(Collected data entries)
########
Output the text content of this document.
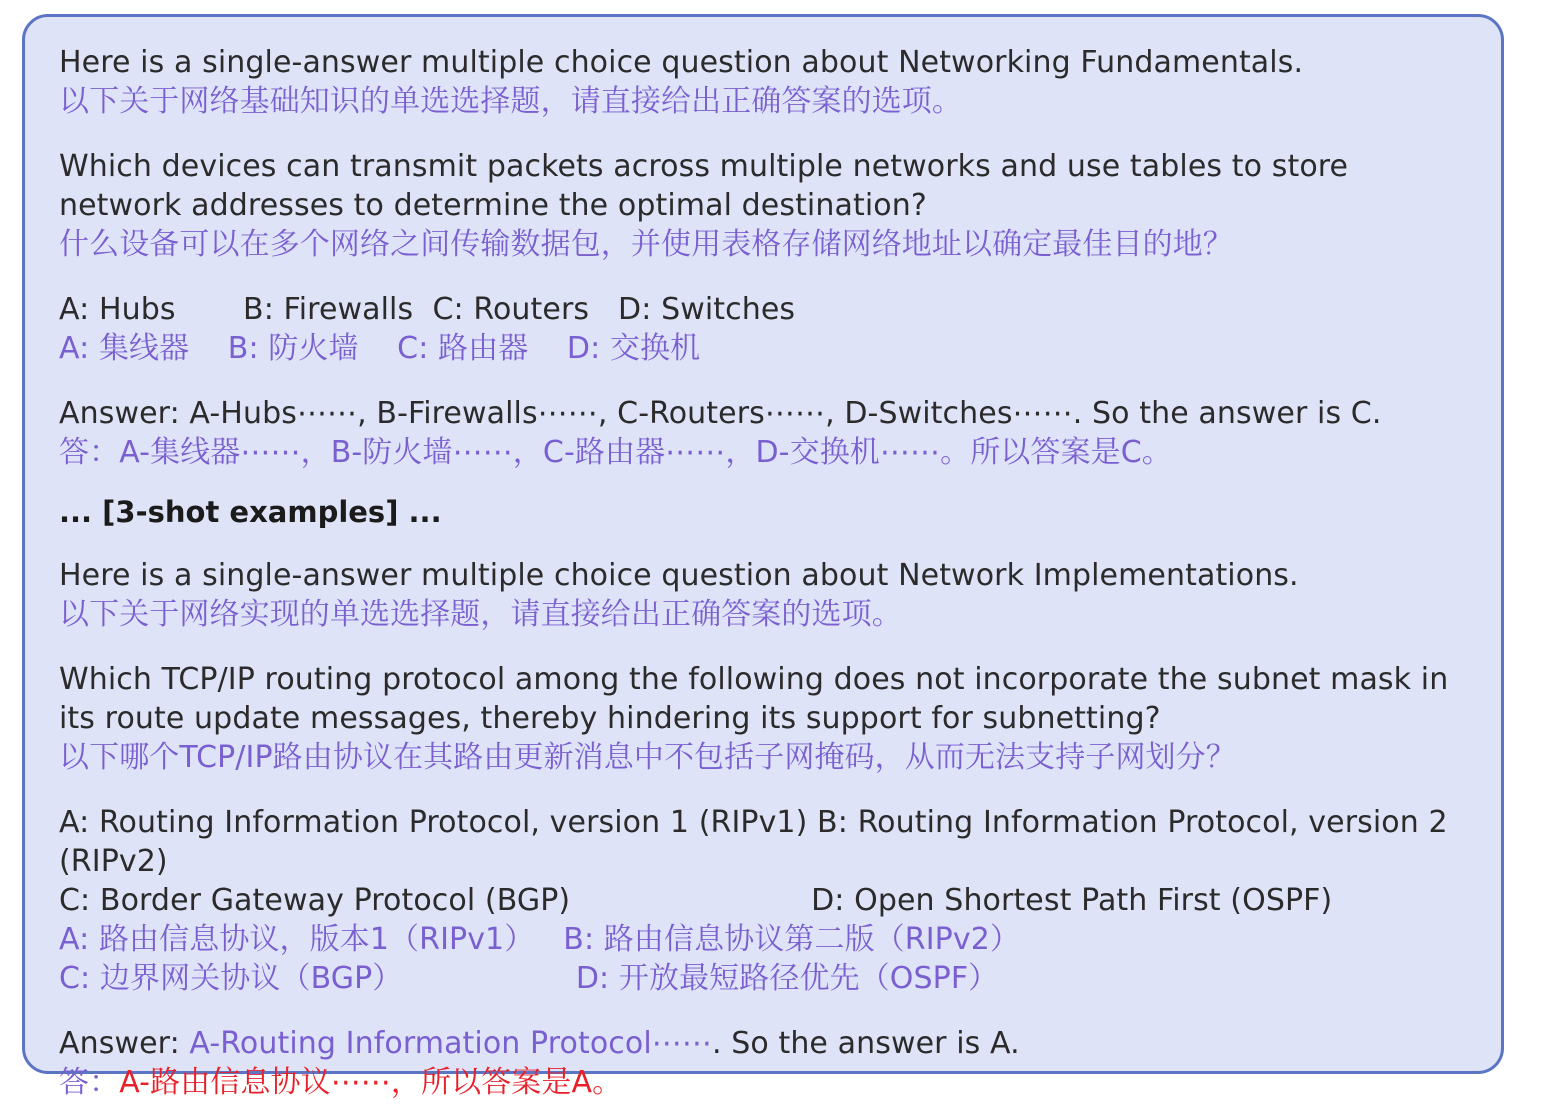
Here is a single-answer multiple choice question about Networking Fundamentals.
以下关于网络基础知识的单选选择题，请直接给出正确答案的选项。
Which devices can transmit packets across multiple networks and use tables to store network addresses to determine the optimal destination?
什么设备可以在多个网络之间传输数据包，并使用表格存储网络地址以确定最佳目的地？
A: Hubs       B: Firewalls  C: Routers   D: Switches
A: 集线器    B: 防火墙    C: 路由器    D: 交换机
Answer: A-Hubs⋯⋯, B-Firewalls⋯⋯, C-Routers⋯⋯, D-Switches⋯⋯. So the answer is C.
答：A-集线器⋯⋯，B-防火墙⋯⋯，C-路由器⋯⋯，D-交换机⋯⋯。所以答案是C。
... [3-shot examples] ...
Here is a single-answer multiple choice question about Network Implementations.
以下关于网络实现的单选选择题，请直接给出正确答案的选项。
Which TCP/IP routing protocol among the following does not incorporate the subnet mask in its route update messages, thereby hindering its support for subnetting?
以下哪个TCP/IP路由协议在其路由更新消息中不包括子网掩码，从而无法支持子网划分？
A: Routing Information Protocol, version 1 (RIPv1) B: Routing Information Protocol, version 2 (RIPv2)
C: Border Gateway Protocol (BGP)                         D: Open Shortest Path First (OSPF)
A: 路由信息协议，版本1（RIPv1）   B: 路由信息协议第二版（RIPv2）
C: 边界网关协议（BGP）                  D: 开放最短路径优先（OSPF）
Answer: A-Routing Information Protocol⋯⋯. So the answer is A.
答：A-路由信息协议⋯⋯，所以答案是A。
########
Scan the lines for the string "Firewalls". Pick out every line that has it.

A: Hubs       B: Firewalls  C: Routers   D: Switches
Answer: A-Hubs⋯⋯, B-Firewalls⋯⋯, C-Routers⋯⋯, D-Switches⋯⋯. So the answer is C.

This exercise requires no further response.